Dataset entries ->

━━━━━━━━━━━━━━━━

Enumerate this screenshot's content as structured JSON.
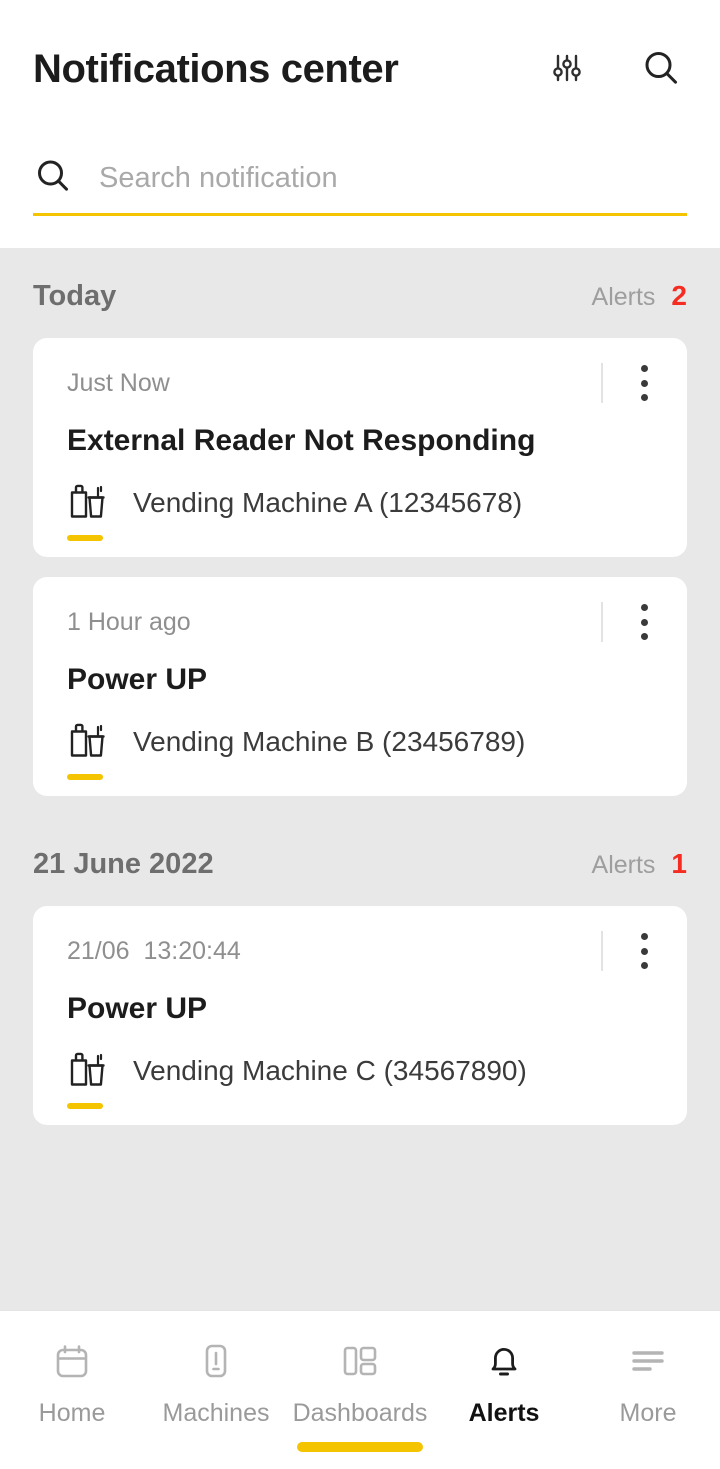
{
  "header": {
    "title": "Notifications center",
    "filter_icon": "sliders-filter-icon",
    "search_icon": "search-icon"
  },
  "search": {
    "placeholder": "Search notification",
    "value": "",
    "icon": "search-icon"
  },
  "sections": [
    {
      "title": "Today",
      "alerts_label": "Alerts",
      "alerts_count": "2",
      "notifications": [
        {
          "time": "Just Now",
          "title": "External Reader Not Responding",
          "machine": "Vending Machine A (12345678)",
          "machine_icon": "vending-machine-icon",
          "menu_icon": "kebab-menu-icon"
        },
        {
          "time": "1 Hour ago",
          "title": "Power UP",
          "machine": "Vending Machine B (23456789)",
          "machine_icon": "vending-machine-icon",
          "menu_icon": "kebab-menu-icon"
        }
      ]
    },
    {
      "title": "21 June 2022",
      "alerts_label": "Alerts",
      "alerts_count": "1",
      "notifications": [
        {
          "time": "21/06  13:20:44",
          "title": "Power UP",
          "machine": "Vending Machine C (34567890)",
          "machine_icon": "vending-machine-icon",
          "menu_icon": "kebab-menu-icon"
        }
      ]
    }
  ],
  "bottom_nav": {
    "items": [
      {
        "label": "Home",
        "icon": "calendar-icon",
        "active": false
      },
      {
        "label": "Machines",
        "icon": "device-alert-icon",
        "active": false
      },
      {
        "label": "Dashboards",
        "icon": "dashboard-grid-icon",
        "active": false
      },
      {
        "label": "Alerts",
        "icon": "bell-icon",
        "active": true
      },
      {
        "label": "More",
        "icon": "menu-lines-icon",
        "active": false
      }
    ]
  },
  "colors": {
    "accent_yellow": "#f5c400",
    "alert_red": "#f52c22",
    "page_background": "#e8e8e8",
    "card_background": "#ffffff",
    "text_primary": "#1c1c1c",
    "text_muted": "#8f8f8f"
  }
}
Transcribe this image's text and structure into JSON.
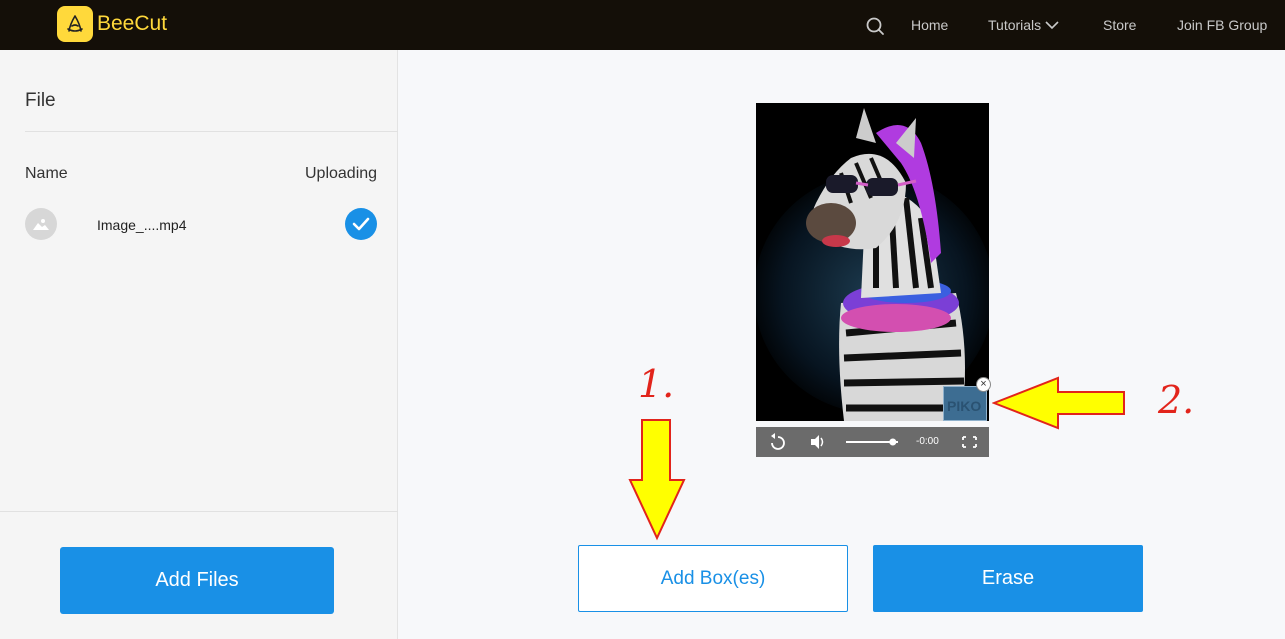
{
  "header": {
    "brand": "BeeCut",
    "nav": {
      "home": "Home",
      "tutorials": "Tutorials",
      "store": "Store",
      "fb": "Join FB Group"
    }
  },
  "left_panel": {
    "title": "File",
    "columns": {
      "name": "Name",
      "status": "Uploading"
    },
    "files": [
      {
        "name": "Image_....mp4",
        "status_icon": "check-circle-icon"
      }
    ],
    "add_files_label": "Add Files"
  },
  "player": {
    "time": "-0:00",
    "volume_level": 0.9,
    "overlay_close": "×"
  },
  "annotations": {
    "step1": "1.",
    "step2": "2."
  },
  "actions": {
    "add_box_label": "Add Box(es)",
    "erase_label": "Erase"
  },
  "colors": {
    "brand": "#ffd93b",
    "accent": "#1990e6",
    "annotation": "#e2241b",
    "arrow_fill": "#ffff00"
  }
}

━━━━━━━━━━━━━━━━

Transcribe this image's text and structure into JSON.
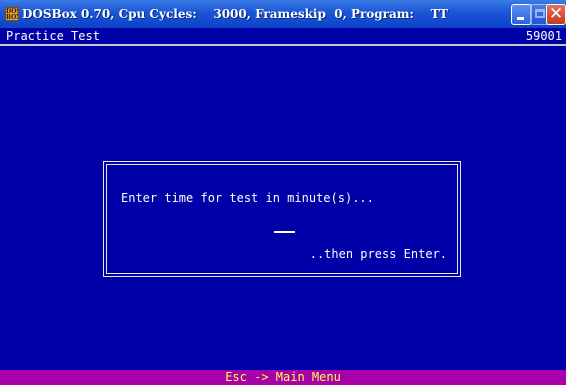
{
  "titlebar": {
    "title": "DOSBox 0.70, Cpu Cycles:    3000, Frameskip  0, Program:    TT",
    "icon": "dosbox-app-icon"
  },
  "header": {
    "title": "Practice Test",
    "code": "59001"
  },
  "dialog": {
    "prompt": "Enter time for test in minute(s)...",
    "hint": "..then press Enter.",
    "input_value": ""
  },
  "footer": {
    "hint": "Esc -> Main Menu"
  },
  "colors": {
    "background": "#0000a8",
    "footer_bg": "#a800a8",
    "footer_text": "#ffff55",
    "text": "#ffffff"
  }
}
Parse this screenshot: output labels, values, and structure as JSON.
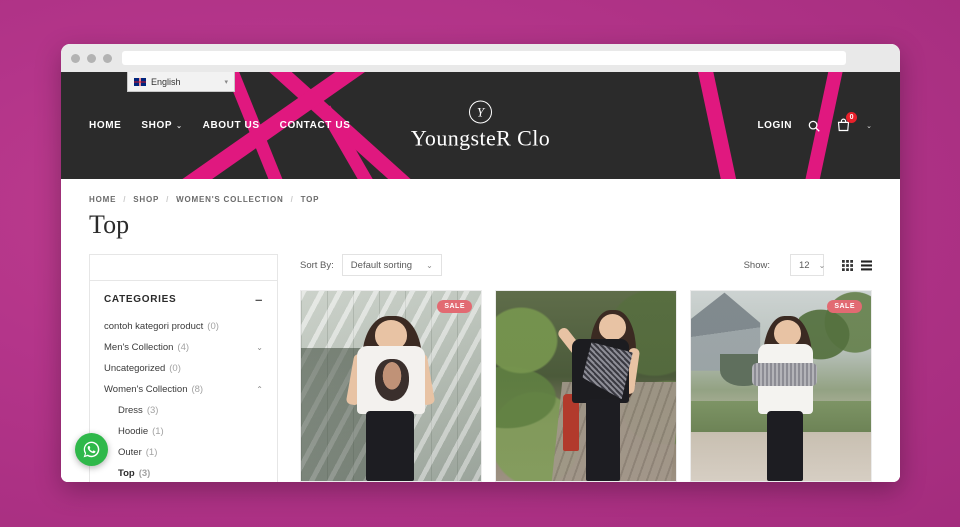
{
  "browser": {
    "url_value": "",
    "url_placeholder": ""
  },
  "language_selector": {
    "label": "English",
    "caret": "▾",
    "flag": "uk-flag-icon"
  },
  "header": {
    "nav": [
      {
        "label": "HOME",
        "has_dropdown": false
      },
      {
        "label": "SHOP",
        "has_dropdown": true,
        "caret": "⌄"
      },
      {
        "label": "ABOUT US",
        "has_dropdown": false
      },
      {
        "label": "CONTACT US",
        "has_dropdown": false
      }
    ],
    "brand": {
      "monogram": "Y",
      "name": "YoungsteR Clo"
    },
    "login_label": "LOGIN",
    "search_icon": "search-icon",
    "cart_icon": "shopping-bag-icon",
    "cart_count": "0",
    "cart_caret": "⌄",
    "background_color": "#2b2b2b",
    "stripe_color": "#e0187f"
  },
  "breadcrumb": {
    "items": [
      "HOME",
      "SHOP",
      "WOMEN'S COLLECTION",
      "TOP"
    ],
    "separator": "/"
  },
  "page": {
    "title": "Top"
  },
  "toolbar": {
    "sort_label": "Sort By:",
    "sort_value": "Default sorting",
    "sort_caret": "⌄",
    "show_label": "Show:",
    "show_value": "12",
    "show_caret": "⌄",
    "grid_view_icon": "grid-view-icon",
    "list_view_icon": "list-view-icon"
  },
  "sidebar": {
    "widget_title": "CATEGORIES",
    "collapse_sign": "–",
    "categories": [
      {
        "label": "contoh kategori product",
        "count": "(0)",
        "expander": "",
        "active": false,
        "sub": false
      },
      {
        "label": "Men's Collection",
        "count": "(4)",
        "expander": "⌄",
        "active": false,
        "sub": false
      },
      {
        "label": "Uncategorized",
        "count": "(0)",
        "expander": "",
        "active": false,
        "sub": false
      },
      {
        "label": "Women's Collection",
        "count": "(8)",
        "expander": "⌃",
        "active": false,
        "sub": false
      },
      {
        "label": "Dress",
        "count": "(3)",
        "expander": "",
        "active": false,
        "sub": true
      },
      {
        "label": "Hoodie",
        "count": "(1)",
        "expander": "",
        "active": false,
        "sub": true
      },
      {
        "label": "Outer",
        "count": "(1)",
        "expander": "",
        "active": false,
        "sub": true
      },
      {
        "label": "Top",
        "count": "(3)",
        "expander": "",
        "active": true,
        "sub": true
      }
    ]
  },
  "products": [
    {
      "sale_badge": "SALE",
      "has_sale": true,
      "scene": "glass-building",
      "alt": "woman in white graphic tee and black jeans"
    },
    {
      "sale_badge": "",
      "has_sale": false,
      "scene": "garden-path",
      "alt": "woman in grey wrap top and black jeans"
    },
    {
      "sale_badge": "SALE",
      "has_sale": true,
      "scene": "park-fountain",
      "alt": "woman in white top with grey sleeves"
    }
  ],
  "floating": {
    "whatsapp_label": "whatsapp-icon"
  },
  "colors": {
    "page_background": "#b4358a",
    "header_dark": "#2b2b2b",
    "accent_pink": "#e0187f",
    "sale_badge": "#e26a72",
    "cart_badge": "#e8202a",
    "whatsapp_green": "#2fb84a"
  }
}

━━━━━━━━━━━━━━━━

The problem -> From the data, collect all lines where the string "scene" appears.

Task result ->
      "scene": "glass-building",
      "scene": "garden-path",
      "scene": "park-fountain",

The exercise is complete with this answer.